- _Problem details_
Copy out the lines that have "pada" in them.

(Collection entries)

BEGIN

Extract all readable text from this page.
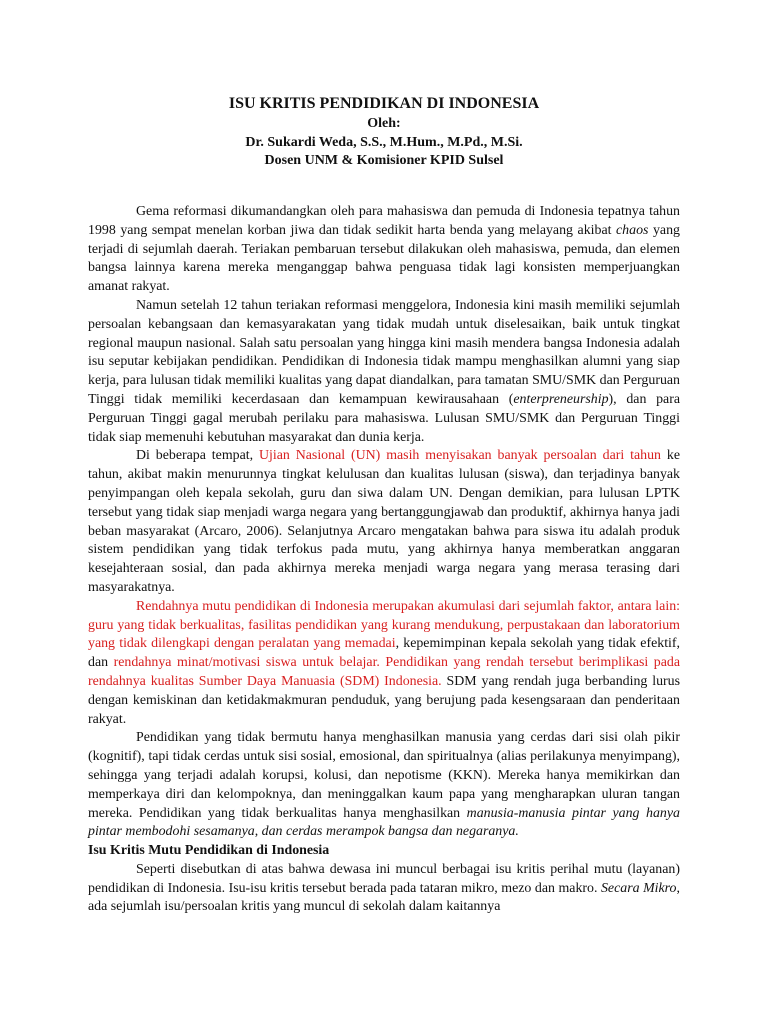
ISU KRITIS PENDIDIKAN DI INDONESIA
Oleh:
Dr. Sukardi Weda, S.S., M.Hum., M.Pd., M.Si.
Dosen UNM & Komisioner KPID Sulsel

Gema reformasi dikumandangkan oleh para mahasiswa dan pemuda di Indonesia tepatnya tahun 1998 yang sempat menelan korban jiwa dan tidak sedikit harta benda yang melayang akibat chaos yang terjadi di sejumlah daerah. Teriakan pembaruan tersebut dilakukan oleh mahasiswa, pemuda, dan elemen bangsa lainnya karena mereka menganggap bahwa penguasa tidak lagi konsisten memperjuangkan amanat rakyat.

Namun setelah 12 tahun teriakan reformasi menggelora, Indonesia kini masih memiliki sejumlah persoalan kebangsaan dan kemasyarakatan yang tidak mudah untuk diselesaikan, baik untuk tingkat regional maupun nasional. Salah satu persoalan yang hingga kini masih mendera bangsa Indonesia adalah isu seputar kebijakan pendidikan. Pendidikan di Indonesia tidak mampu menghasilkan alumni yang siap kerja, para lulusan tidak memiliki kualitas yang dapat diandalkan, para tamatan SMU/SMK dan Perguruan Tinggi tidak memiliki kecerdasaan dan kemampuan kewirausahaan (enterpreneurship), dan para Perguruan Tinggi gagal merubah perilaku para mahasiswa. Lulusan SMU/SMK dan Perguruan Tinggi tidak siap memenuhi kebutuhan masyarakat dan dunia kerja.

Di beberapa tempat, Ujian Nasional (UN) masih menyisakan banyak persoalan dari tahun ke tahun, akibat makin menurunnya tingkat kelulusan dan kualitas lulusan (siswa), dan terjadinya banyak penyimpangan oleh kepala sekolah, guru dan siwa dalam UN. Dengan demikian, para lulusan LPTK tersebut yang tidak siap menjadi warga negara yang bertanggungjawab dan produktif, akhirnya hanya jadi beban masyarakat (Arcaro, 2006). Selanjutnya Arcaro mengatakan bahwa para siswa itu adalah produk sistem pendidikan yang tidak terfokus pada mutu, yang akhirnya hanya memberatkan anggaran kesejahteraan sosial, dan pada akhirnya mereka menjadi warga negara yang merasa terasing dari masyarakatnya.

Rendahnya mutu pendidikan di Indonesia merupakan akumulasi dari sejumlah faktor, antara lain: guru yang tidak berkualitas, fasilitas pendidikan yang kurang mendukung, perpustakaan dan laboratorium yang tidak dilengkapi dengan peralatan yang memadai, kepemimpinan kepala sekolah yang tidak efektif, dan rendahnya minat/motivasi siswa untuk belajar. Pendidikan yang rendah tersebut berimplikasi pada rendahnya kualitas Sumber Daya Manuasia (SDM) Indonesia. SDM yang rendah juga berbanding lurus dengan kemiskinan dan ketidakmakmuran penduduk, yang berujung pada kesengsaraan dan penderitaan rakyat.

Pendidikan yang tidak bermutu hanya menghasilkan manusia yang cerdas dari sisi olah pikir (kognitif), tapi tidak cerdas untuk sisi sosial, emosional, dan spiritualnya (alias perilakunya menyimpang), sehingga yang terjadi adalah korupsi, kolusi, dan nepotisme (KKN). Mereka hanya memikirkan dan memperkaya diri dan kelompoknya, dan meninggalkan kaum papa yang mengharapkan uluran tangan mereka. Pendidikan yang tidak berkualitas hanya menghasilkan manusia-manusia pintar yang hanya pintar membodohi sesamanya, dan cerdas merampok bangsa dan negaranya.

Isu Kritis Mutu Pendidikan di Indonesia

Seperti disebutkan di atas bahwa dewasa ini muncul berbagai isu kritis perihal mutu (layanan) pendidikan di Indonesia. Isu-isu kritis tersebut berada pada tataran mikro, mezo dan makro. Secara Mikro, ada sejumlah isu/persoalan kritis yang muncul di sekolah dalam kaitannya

END

- _Finished answer_
Di beberapa tempat, Ujian Nasional (UN) masih menyisakan banyak persoalan dari tahun ke tahun, akibat makin menurunnya tingkat kelulusan dan kualitas lulusan (siswa), dan terjadinya banyak penyimpangan oleh kepala sekolah, guru dan siwa dalam UN. Dengan demikian, para lulusan LPTK tersebut yang tidak siap menjadi warga negara yang bertanggungjawab dan produktif, akhirnya hanya jadi beban masyarakat (Arcaro, 2006). Selanjutnya Arcaro mengatakan bahwa para siswa itu adalah produk sistem pendidikan yang tidak terfokus pada mutu, yang akhirnya hanya memberatkan anggaran kesejahteraan sosial, dan pada akhirnya mereka menjadi warga negara yang merasa terasing dari masyarakatnya.
Rendahnya mutu pendidikan di Indonesia merupakan akumulasi dari sejumlah faktor, antara lain: guru yang tidak berkualitas, fasilitas pendidikan yang kurang mendukung, perpustakaan dan laboratorium yang tidak dilengkapi dengan peralatan yang memadai, kepemimpinan kepala sekolah yang tidak efektif, dan rendahnya minat/motivasi siswa untuk belajar. Pendidikan yang rendah tersebut berimplikasi pada rendahnya kualitas Sumber Daya Manuasia (SDM) Indonesia. SDM yang rendah juga berbanding lurus dengan kemiskinan dan ketidakmakmuran penduduk, yang berujung pada kesengsaraan dan penderitaan rakyat.
Seperti disebutkan di atas bahwa dewasa ini muncul berbagai isu kritis perihal mutu (layanan) pendidikan di Indonesia. Isu-isu kritis tersebut berada pada tataran mikro, mezo dan makro. Secara Mikro, ada sejumlah isu/persoalan kritis yang muncul di sekolah dalam kaitannya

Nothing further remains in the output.